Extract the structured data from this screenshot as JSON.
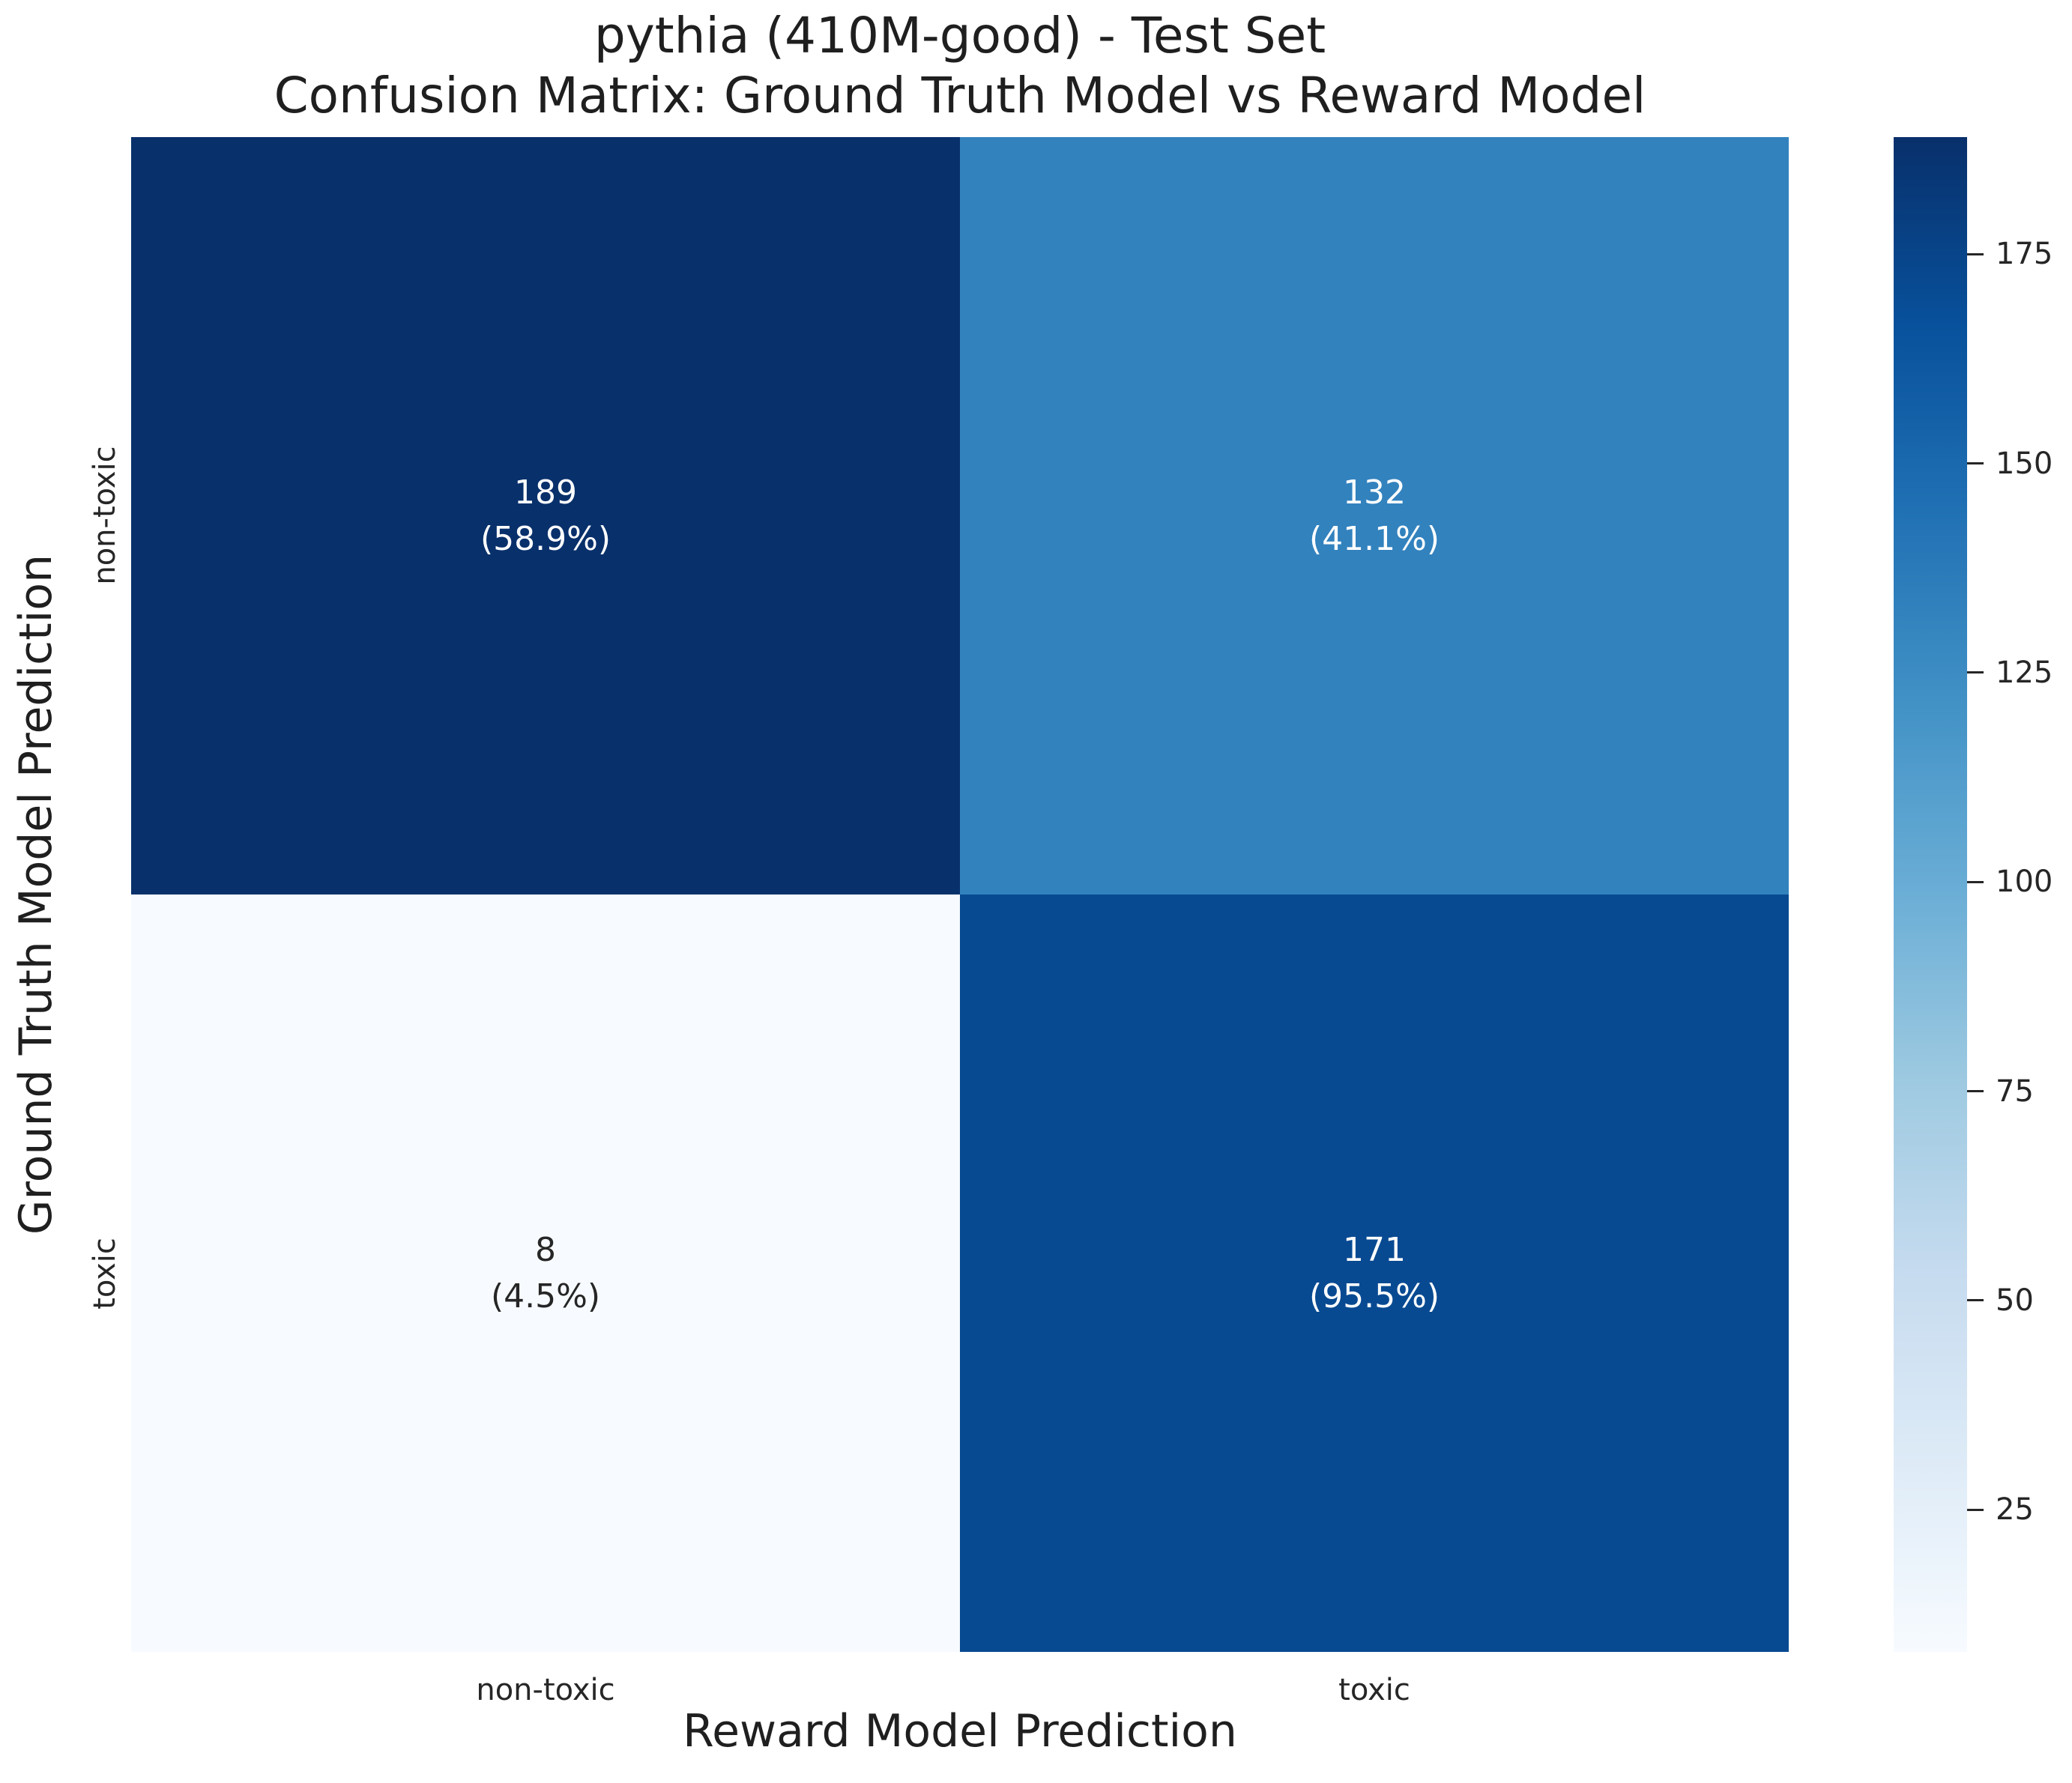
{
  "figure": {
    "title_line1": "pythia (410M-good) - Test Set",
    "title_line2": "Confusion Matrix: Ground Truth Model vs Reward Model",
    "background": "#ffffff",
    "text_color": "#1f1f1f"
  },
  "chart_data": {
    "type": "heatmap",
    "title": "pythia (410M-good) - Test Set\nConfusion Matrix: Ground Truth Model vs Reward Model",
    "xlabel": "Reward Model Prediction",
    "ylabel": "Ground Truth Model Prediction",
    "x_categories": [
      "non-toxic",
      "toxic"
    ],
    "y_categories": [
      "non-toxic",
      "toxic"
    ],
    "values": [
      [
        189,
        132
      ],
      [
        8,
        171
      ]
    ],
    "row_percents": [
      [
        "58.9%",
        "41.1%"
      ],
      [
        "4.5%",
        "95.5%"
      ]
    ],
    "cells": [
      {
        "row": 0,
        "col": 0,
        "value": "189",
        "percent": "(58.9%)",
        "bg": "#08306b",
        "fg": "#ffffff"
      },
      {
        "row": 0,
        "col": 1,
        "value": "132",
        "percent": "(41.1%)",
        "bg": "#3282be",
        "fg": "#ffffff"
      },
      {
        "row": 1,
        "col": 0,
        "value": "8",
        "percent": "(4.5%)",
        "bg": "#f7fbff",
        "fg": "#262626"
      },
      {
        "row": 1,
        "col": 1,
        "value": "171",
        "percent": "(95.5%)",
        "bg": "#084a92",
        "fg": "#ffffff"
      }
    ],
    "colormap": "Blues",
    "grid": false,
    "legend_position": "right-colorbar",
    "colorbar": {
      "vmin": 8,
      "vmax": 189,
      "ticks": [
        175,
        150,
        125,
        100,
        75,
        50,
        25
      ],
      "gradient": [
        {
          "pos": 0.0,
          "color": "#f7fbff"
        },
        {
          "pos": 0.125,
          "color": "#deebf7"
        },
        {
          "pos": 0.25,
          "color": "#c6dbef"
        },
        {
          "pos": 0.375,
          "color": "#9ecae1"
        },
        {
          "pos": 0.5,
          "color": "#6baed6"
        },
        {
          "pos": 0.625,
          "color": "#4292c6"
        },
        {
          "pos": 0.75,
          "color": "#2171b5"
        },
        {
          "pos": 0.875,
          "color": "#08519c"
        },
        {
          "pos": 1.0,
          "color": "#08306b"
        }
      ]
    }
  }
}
----------
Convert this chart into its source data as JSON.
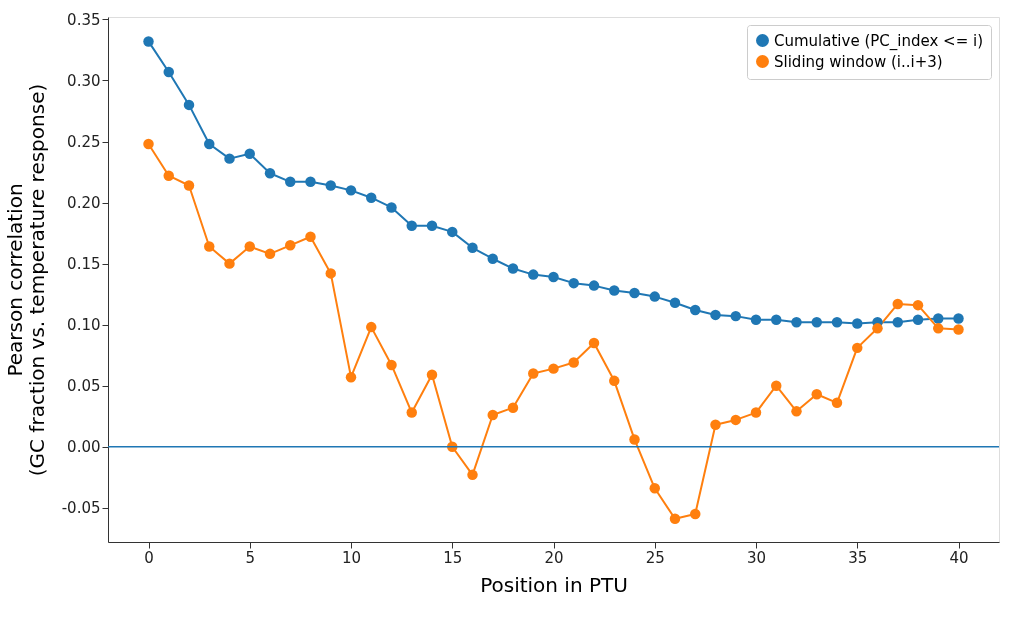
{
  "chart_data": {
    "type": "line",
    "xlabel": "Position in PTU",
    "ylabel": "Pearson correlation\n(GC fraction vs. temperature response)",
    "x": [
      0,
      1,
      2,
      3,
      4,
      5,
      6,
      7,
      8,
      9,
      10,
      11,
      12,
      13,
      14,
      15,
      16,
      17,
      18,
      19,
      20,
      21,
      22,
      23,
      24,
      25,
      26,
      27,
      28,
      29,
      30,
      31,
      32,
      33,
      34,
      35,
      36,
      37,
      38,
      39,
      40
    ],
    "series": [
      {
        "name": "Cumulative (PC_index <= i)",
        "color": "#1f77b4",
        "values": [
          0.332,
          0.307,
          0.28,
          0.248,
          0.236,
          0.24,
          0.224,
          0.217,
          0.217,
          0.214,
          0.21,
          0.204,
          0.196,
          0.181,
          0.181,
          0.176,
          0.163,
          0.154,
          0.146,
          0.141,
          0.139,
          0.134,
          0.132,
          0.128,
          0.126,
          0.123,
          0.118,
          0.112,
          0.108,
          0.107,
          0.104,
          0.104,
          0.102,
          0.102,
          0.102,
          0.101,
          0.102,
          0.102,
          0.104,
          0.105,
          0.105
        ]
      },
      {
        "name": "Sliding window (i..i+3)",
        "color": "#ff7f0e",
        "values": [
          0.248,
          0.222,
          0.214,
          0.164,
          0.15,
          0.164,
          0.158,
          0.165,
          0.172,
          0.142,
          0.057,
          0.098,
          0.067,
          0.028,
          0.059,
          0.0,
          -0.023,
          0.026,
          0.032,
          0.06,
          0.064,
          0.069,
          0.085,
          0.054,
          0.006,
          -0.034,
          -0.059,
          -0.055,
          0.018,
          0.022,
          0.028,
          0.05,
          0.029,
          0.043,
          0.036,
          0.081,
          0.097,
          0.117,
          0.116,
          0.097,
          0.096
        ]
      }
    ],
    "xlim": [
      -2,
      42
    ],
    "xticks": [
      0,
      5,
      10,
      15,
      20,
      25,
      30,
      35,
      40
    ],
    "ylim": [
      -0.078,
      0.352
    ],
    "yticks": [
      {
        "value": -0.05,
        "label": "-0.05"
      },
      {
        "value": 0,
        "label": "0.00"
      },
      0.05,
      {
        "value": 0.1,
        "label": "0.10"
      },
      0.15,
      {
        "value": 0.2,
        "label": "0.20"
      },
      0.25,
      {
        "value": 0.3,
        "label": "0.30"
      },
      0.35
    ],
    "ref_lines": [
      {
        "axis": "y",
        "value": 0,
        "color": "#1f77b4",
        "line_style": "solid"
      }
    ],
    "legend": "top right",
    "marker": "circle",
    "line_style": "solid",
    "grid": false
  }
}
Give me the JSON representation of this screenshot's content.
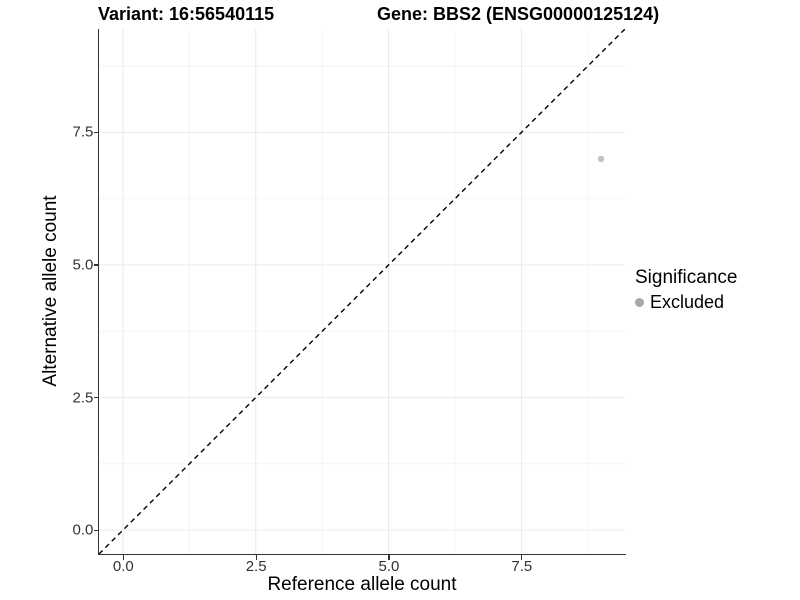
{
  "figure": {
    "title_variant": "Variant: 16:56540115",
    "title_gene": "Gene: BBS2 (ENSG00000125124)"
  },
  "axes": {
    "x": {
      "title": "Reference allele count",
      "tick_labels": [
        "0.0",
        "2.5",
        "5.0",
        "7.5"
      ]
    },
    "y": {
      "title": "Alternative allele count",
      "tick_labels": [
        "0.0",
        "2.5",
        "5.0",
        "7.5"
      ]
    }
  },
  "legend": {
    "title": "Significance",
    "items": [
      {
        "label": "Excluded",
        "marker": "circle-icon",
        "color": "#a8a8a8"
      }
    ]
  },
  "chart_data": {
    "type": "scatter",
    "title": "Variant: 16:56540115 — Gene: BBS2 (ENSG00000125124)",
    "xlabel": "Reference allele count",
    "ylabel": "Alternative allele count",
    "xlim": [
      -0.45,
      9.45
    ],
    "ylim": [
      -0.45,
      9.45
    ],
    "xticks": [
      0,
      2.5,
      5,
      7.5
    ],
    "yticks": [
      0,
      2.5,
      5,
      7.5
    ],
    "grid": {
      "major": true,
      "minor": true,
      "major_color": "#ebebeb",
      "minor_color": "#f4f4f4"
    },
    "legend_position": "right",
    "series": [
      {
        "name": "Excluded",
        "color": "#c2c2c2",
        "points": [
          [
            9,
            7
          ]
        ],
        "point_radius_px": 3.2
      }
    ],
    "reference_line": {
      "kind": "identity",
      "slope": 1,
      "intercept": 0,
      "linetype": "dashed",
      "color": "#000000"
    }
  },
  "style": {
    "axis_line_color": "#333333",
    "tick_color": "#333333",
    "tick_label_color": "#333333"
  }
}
----------
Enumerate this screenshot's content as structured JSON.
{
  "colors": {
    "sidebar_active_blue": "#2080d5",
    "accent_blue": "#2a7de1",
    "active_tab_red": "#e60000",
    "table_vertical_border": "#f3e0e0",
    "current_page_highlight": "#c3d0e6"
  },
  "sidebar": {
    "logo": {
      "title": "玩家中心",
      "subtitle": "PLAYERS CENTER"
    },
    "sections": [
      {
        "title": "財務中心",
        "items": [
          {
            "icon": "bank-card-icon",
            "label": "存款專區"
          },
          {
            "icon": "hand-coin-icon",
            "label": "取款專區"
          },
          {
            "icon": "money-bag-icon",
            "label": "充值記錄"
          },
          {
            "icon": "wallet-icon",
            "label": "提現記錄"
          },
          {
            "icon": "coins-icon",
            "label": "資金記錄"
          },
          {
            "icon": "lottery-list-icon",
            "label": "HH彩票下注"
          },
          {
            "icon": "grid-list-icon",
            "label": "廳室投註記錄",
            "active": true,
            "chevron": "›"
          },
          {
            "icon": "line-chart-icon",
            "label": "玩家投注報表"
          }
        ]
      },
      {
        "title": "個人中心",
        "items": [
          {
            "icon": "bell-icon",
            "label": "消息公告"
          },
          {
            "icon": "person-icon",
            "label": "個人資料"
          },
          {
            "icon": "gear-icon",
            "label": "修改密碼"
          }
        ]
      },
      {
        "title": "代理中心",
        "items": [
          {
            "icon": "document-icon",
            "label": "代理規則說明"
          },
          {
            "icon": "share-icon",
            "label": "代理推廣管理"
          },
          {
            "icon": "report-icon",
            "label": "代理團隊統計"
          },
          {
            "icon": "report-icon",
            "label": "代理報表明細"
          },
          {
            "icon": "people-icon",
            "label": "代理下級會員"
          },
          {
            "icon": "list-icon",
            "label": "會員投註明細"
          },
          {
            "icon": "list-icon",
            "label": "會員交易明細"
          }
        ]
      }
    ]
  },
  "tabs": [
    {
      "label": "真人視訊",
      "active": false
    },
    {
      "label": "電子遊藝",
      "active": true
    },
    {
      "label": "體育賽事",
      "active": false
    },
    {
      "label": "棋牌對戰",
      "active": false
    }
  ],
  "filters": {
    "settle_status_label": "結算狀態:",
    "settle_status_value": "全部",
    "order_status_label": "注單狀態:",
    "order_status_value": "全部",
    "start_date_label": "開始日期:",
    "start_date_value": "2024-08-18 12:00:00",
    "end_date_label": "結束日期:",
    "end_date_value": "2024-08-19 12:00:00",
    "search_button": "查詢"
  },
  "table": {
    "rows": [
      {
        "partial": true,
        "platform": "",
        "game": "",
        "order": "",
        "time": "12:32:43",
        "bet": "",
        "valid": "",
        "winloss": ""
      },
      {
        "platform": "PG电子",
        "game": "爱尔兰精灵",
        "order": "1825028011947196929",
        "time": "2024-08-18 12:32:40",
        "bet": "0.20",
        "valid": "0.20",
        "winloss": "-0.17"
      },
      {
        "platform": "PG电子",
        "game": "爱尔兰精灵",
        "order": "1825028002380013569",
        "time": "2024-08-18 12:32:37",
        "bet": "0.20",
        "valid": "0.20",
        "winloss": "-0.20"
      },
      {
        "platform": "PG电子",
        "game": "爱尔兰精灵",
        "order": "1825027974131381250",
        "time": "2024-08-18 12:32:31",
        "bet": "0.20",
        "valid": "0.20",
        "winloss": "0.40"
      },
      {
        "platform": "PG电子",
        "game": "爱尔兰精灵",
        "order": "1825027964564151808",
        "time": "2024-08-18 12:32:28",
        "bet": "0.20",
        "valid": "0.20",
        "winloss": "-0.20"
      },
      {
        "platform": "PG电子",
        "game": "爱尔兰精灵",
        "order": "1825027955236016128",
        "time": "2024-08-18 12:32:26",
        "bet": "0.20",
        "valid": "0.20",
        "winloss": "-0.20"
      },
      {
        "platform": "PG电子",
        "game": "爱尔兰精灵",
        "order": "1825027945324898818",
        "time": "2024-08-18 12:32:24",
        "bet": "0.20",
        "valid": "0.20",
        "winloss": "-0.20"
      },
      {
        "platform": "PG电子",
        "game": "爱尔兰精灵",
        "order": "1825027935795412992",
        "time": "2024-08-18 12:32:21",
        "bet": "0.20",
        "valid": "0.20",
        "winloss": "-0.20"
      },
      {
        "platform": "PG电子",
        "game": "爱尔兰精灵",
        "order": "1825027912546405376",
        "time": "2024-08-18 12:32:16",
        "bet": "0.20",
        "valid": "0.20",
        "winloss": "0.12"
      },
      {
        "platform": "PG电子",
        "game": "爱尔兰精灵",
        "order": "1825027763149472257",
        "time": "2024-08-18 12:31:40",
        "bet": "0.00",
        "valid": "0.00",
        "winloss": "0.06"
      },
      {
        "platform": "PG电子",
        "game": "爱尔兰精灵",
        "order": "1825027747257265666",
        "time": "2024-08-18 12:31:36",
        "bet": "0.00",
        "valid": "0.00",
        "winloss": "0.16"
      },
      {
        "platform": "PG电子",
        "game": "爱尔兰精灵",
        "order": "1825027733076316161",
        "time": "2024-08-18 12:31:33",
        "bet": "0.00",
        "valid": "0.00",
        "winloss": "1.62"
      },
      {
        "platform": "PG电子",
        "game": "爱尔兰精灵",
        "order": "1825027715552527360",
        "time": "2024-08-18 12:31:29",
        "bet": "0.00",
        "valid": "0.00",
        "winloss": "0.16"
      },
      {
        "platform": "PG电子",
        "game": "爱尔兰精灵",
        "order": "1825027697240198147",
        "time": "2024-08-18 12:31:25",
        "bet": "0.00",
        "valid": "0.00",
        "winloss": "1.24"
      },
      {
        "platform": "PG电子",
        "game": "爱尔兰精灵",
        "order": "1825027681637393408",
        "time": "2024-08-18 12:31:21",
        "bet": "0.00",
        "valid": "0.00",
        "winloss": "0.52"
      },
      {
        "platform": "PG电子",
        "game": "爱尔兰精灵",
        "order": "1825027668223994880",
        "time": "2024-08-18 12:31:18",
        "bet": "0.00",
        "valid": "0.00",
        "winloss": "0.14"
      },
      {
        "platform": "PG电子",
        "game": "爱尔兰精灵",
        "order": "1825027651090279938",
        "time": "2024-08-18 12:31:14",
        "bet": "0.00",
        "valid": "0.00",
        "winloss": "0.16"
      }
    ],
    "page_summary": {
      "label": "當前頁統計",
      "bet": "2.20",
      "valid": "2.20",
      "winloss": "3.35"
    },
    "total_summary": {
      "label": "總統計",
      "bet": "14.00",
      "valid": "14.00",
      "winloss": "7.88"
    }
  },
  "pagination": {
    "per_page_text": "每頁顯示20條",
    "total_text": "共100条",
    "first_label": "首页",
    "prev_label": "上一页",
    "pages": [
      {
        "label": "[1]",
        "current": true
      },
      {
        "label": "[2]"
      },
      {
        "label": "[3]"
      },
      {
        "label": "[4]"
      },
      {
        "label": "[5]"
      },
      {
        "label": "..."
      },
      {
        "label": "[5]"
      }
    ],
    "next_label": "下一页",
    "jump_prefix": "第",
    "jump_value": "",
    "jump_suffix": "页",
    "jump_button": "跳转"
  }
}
----------
== SHORT TASK ==
Gather each line in these records that contains the string "Reward".

== RESPONSE ==
    "title_line2": "Confusion Matrix: Ground Truth Model vs Reward Model",
    "title": "pythia (410M-good) - Test Set\nConfusion Matrix: Ground Truth Model vs Reward Model",
    "xlabel": "Reward Model Prediction",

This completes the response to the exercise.